Layout dataset records:

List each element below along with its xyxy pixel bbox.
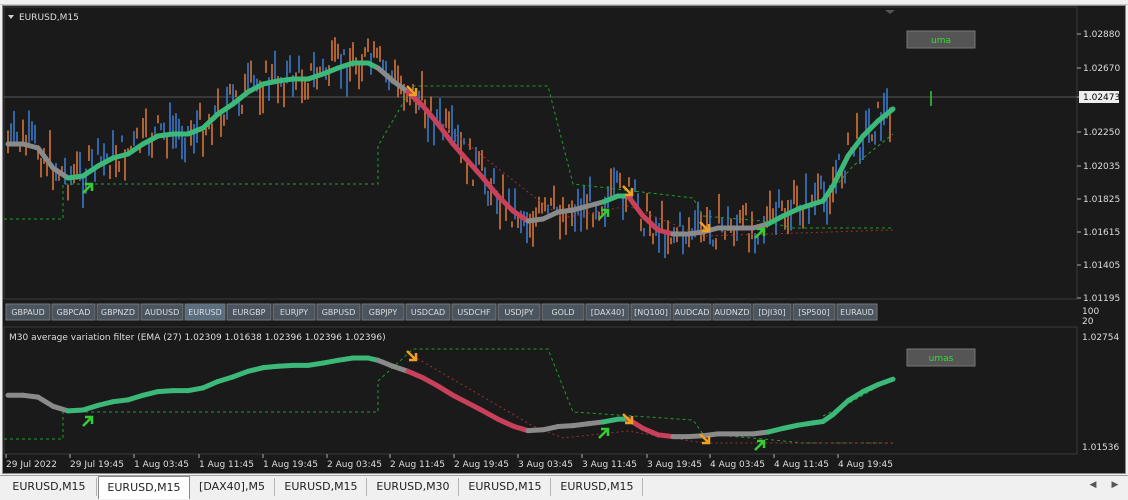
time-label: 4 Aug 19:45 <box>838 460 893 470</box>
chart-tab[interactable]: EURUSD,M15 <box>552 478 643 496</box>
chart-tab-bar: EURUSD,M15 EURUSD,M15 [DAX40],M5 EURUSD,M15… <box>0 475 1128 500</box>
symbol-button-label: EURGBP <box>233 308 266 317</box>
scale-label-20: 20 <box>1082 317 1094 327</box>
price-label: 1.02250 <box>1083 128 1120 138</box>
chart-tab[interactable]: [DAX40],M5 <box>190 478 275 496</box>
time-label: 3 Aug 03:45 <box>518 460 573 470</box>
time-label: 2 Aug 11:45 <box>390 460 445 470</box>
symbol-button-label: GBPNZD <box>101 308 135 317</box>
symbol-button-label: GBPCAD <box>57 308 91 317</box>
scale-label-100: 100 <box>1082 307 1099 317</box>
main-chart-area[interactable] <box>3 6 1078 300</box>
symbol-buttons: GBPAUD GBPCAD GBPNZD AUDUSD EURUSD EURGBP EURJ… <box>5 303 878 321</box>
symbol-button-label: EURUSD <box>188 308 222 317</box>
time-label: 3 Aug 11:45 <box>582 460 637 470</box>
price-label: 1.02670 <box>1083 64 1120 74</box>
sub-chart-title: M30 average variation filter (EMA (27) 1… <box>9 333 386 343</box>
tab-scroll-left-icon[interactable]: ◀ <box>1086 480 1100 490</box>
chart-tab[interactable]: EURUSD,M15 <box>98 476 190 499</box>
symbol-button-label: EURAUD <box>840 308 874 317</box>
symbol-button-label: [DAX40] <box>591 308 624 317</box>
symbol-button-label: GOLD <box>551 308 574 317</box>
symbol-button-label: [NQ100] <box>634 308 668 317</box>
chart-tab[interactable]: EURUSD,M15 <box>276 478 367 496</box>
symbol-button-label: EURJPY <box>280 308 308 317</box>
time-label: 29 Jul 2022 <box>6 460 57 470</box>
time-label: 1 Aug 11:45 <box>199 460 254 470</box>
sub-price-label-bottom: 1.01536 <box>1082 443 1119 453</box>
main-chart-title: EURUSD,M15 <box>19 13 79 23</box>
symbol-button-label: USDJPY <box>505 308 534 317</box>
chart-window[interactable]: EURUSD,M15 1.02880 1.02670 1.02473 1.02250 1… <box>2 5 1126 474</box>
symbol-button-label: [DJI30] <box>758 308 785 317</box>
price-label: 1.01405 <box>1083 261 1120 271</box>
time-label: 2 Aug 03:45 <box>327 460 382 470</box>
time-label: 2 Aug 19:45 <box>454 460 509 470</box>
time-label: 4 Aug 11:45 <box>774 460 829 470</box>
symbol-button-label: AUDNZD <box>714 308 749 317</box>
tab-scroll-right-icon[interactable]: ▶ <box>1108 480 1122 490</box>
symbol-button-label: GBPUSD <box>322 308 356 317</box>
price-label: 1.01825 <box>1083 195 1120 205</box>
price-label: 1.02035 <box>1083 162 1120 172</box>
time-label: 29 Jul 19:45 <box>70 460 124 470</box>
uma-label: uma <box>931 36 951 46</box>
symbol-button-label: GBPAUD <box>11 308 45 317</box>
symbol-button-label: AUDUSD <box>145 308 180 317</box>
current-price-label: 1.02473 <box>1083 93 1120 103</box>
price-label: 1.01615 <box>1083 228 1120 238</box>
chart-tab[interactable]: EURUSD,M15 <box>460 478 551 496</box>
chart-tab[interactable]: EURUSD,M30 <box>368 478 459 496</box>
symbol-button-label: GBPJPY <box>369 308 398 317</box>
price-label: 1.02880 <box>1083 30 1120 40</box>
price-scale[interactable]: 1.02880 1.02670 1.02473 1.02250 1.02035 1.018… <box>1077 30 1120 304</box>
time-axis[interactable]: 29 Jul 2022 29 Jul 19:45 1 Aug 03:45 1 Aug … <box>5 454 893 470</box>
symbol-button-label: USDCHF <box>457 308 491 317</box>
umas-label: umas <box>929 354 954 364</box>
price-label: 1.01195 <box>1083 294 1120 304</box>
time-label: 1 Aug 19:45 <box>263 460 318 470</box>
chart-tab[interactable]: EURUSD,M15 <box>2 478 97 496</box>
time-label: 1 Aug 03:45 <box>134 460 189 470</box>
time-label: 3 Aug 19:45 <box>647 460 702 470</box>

## Exercise prompt
Can you set down every line of the records above word for word, leaving the pictures out?

## Complete response
List each element below along with its xyxy pixel bbox.
time-label: 4 Aug 19:45 <box>838 460 893 470</box>
chart-tab[interactable]: EURUSD,M15 <box>552 478 643 496</box>
chart-tab-bar: EURUSD,M15 EURUSD,M15 [DAX40],M5 EURUSD,M15… <box>0 475 1128 500</box>
symbol-button-label: EURGBP <box>233 308 266 317</box>
scale-label-20: 20 <box>1082 317 1094 327</box>
price-label: 1.02250 <box>1083 128 1120 138</box>
chart-tab[interactable]: [DAX40],M5 <box>190 478 275 496</box>
time-label: 3 Aug 03:45 <box>518 460 573 470</box>
time-label: 2 Aug 11:45 <box>390 460 445 470</box>
symbol-button-label: GBPNZD <box>101 308 135 317</box>
symbol-button-label: GBPCAD <box>57 308 91 317</box>
scale-label-100: 100 <box>1082 307 1099 317</box>
main-chart-area[interactable] <box>3 6 1078 300</box>
symbol-buttons: GBPAUD GBPCAD GBPNZD AUDUSD EURUSD EURGBP EURJ… <box>5 303 878 321</box>
symbol-button-label: EURUSD <box>188 308 222 317</box>
time-label: 3 Aug 11:45 <box>582 460 637 470</box>
price-label: 1.02670 <box>1083 64 1120 74</box>
sub-chart-title: M30 average variation filter (EMA (27) 1… <box>9 333 386 343</box>
tab-scroll-left-icon[interactable]: ◀ <box>1086 480 1100 490</box>
chart-tab[interactable]: EURUSD,M15 <box>98 476 190 499</box>
symbol-button-label: EURAUD <box>840 308 874 317</box>
symbol-button-label: [DAX40] <box>591 308 624 317</box>
symbol-button-label: GOLD <box>551 308 574 317</box>
symbol-button-label: [NQ100] <box>634 308 668 317</box>
chart-tab[interactable]: EURUSD,M15 <box>276 478 367 496</box>
symbol-button-label: EURJPY <box>280 308 308 317</box>
time-label: 29 Jul 2022 <box>6 460 57 470</box>
time-label: 1 Aug 11:45 <box>199 460 254 470</box>
sub-price-label-bottom: 1.01536 <box>1082 443 1119 453</box>
main-chart-title: EURUSD,M15 <box>19 13 79 23</box>
symbol-button-label: USDJPY <box>505 308 534 317</box>
chart-window[interactable]: EURUSD,M15 1.02880 1.02670 1.02473 1.02250 1… <box>2 5 1126 474</box>
symbol-button-label: [DJI30] <box>758 308 785 317</box>
price-label: 1.01405 <box>1083 261 1120 271</box>
time-label: 2 Aug 03:45 <box>327 460 382 470</box>
time-label: 2 Aug 19:45 <box>454 460 509 470</box>
time-label: 4 Aug 11:45 <box>774 460 829 470</box>
symbol-button-label: AUDNZD <box>714 308 749 317</box>
tab-scroll-right-icon[interactable]: ▶ <box>1108 480 1122 490</box>
symbol-button-label: GBPUSD <box>322 308 356 317</box>
price-label: 1.01825 <box>1083 195 1120 205</box>
price-label: 1.02035 <box>1083 162 1120 172</box>
time-label: 29 Jul 19:45 <box>70 460 124 470</box>
uma-label: uma <box>931 36 951 46</box>
symbol-button-label: GBPAUD <box>11 308 45 317</box>
symbol-button-label: AUDUSD <box>145 308 180 317</box>
current-price-label: 1.02473 <box>1083 93 1120 103</box>
price-label: 1.01615 <box>1083 228 1120 238</box>
chart-tab[interactable]: EURUSD,M15 <box>460 478 551 496</box>
chart-tab[interactable]: EURUSD,M30 <box>368 478 459 496</box>
symbol-button-label: GBPJPY <box>369 308 398 317</box>
price-label: 1.02880 <box>1083 30 1120 40</box>
price-scale[interactable]: 1.02880 1.02670 1.02473 1.02250 1.02035 1.018… <box>1077 30 1120 304</box>
time-axis[interactable]: 29 Jul 2022 29 Jul 19:45 1 Aug 03:45 1 Aug … <box>5 454 893 470</box>
symbol-button-label: USDCHF <box>457 308 491 317</box>
umas-label: umas <box>929 354 954 364</box>
price-label: 1.01195 <box>1083 294 1120 304</box>
time-label: 1 Aug 19:45 <box>263 460 318 470</box>
chart-tab[interactable]: EURUSD,M15 <box>2 478 97 496</box>
time-label: 1 Aug 03:45 <box>134 460 189 470</box>
time-label: 3 Aug 19:45 <box>647 460 702 470</box>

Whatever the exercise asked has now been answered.